---- Extracted text

In this chapter, we explore this possibility when it comes to the three most known exploitative work forms slavery, serfdom and wage labour. It turns out that they all have an attached ideology, explaining why respective way of organising work is the only morally good and therefore meaningful one. Each work form is portrayed as the single one being beneficial to all involved and thereby meaningful to all. Slavery is good for slave owners as well as slaves, serfdom for feudal lords as well as serfs, wage labour for capitalists as well as wage labourers. Each ideology also says that all other work forms are morally reprehensible and therefore meaningless. The aim of the chapter is to illustrate that the theorisation of the concept of work in the way we suggest opens up the possibility of comparative studies of the meaning of different work forms.
A particularity about the literature on the meaning of work is that the concept of meaning is discussed extensively and deeply, while the concept of work is hardly debated at all. Tackling this shortcoming, we start out by taking up contradictions in the social science debate on definitions of the concept of work. Four such contradictions stand out: (1) Subjective vs. objective definitions; (2) a single vs. several work concepts; (3) certain activities in themselves vs. any activity within specific social relations are to be regarded as work; and (4) empirical vs. ontological basis of the concept. In investigating them, we take help from what are often said to be the three most important classics of social science: How have Émile Durkheim, Max Weber and Karl Marx handled the concept of work? Specifically, can we get inspiration from them to take stands concerning the contradictions? The answers to these questions lead us to suggest this definition: Work is any activity performed in internal social relations that structure the sphere of necessity. Finally, we discuss the three suggested explicit conceptualisations of ‘work’ that we have found in the meaningful work literature.

--------

**Problems to work on:**
• A. Answer these about the passage on the meaning of work:
(i) Which three exploitative work forms does the chapter examine?
(ii) Which three social science classics are drawn on for the concept of work?
(iii) What definition of work do the authors suggest?
• B. Please write a continuation of the passage on the meaning of work, starting after its final sentence.
The data has no connection to the text on the meaning of work.

---- Recorded information

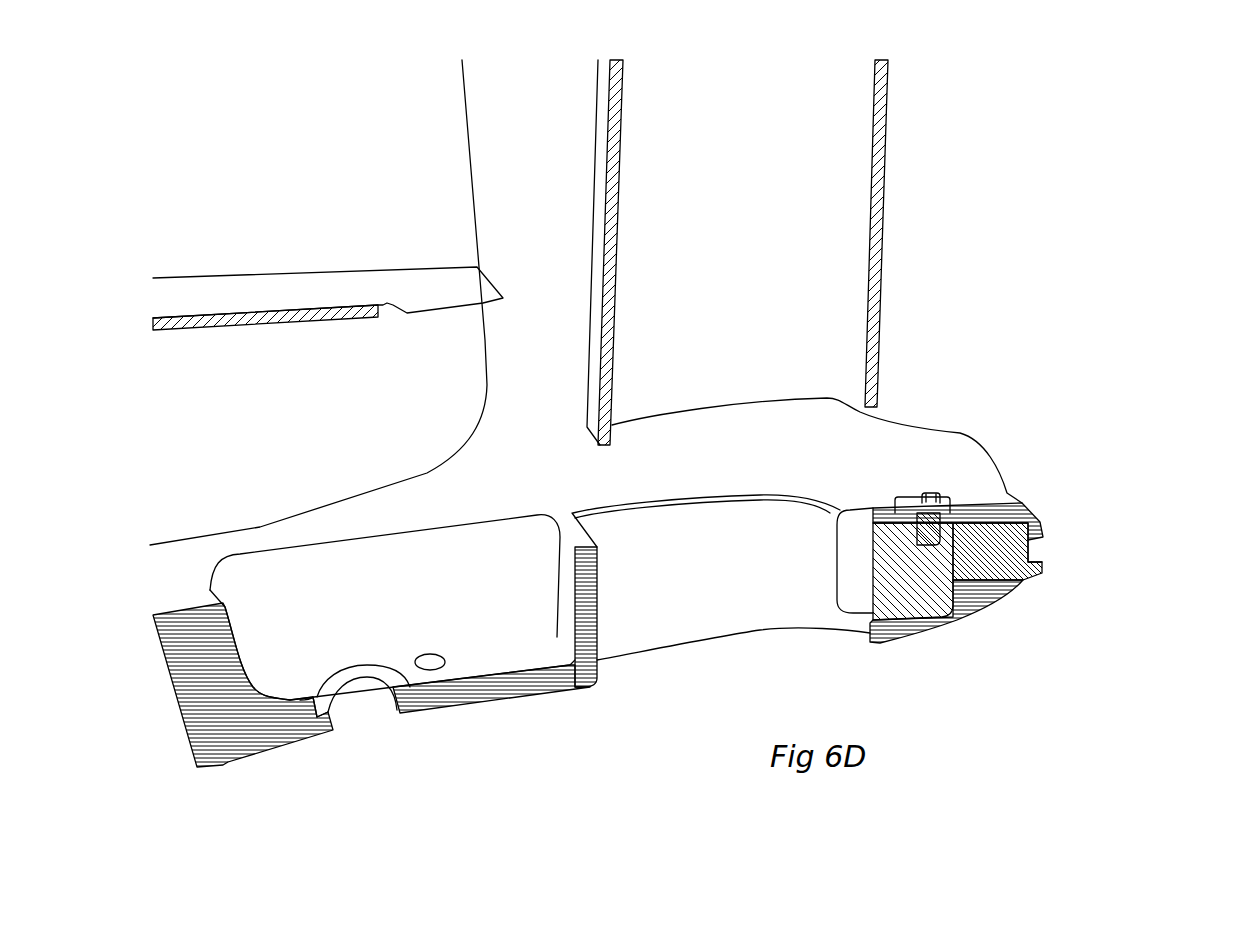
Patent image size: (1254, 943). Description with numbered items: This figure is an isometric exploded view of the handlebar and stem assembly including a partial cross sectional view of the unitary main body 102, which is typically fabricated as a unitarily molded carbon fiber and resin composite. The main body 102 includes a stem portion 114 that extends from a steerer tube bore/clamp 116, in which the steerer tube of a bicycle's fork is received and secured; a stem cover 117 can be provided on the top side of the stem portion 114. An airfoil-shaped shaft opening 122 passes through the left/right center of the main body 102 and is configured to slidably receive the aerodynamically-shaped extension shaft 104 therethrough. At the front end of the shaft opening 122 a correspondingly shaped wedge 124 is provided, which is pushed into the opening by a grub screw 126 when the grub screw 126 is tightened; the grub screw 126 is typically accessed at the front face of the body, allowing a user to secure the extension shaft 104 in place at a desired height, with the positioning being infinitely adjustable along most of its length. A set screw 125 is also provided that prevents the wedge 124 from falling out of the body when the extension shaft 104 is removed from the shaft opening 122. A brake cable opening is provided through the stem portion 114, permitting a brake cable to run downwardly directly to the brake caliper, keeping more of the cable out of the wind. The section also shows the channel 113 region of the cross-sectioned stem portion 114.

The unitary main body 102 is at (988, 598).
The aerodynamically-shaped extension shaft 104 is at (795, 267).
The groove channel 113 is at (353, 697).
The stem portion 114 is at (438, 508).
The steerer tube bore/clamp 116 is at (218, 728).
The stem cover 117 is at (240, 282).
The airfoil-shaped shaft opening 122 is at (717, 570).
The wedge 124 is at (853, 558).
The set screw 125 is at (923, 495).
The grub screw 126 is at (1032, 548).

--------
---- Recorded information

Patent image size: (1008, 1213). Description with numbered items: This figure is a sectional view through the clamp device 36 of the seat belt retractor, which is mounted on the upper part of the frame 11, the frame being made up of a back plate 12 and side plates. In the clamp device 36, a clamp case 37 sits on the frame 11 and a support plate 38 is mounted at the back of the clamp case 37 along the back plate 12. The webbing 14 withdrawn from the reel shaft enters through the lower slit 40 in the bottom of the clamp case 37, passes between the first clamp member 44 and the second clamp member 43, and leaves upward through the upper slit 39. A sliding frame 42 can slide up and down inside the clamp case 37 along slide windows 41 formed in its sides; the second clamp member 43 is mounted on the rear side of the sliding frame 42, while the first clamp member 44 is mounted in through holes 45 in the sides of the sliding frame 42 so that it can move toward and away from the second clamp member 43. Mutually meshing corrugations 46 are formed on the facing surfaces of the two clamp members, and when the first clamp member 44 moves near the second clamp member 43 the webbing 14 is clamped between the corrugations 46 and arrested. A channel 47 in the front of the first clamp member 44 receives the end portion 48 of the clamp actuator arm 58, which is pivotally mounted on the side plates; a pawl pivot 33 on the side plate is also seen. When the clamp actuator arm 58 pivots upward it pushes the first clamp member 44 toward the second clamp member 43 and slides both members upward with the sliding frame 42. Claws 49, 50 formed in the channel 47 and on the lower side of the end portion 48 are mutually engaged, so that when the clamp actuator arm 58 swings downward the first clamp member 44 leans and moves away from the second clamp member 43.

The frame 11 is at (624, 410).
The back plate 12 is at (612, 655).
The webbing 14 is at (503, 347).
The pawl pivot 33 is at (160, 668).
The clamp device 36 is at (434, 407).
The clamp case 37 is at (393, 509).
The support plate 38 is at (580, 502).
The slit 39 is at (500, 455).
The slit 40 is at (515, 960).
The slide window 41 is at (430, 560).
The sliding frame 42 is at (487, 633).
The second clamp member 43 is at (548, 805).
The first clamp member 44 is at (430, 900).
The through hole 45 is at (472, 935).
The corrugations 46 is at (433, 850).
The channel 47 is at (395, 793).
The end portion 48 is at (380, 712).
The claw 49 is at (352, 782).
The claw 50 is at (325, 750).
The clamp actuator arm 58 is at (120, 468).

--------

**Per-task answers:**
• A.
(i) Slavery, serfdom and wage labour.
(ii) Émile Durkheim, Max Weber and Karl Marx.
(iii) Work is any activity performed in internal social relations that structure the sphere of necessity.

• B.
Engaging in normative discussions about the characteristics and requirements of a good life in a good society, Political Philosophy has a long-standing history in identifying the economic, political and social requirements for turning waged work into a practice that contributes to human flourishing. Meanwhile, a widely shared scepticism towards meaningful work under capitalism is another powerful theme in the field, arguing that the alienating nature of waged work cannot be overcome. This chapter argues that contributions to meaningful work in the realm of Political Philosophy have a strong tendency to incorporate both positions, presenting an ambivalent understanding of wage labour as activity that is burdensome and alienating for the many and emancipatory and meaningful for the few. Discussing two of the most significant schools of thought in this field, virtue ethics and political materialist contributions, the chapter identifies and compares their ontological understandings of work and its nature under capitalism, the conceptualisation of labour agency and the guiding principles of meaningful work that they promote.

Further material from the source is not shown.